REQUIRED WORK: Give only the number of lines below that contain the word "puntos".

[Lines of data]
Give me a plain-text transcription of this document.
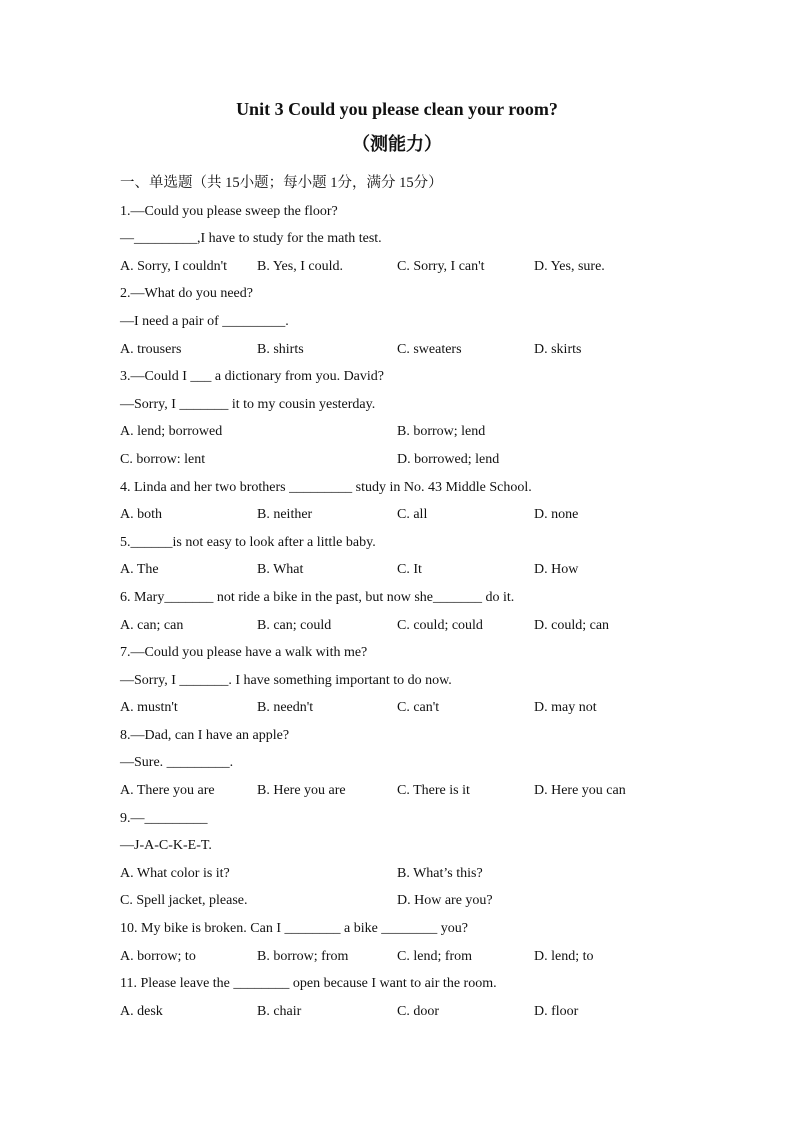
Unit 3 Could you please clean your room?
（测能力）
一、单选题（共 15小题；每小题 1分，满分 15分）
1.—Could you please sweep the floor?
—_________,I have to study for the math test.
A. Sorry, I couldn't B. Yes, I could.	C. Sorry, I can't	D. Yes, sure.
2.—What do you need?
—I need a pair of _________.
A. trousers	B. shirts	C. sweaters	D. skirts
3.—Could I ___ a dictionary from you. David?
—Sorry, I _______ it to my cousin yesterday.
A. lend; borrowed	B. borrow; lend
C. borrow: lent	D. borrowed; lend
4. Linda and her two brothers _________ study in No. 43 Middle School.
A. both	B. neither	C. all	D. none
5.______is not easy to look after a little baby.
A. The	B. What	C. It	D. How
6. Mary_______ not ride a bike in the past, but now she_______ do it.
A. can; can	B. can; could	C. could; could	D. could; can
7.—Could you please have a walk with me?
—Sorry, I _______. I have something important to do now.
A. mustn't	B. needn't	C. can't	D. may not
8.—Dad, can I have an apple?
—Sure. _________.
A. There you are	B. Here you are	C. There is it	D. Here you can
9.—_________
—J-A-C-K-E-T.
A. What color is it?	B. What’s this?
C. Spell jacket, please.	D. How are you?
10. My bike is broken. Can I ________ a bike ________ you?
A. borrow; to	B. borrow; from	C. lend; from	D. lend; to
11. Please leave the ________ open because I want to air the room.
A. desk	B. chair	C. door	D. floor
--
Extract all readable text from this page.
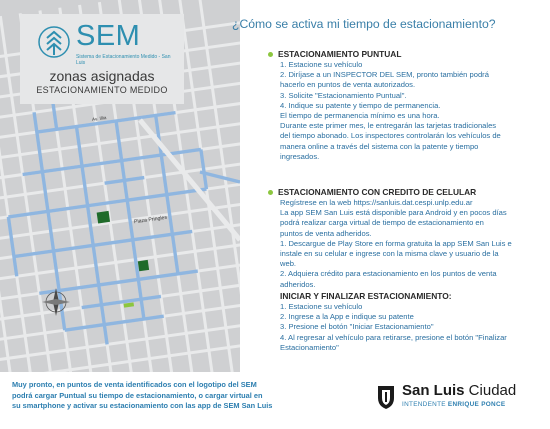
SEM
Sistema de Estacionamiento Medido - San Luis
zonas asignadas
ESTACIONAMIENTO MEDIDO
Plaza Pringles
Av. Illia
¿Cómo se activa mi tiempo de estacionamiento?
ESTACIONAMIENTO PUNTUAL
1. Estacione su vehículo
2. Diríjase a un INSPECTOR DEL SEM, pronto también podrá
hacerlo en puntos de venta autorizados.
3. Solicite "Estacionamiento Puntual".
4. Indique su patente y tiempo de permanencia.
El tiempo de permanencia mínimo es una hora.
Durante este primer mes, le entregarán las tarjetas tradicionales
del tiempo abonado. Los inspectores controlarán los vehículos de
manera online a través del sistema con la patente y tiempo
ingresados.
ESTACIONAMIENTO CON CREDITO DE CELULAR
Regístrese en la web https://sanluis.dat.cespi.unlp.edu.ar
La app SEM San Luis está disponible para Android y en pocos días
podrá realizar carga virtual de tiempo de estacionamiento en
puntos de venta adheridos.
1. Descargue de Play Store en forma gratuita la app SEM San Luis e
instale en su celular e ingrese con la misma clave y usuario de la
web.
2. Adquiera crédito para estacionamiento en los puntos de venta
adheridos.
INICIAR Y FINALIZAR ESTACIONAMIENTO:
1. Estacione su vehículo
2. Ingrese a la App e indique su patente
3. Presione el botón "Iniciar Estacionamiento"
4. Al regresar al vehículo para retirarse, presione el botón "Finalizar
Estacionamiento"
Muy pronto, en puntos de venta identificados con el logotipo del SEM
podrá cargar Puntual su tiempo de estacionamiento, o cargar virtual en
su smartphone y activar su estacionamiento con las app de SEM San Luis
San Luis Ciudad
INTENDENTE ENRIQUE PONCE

THE RESULT: 4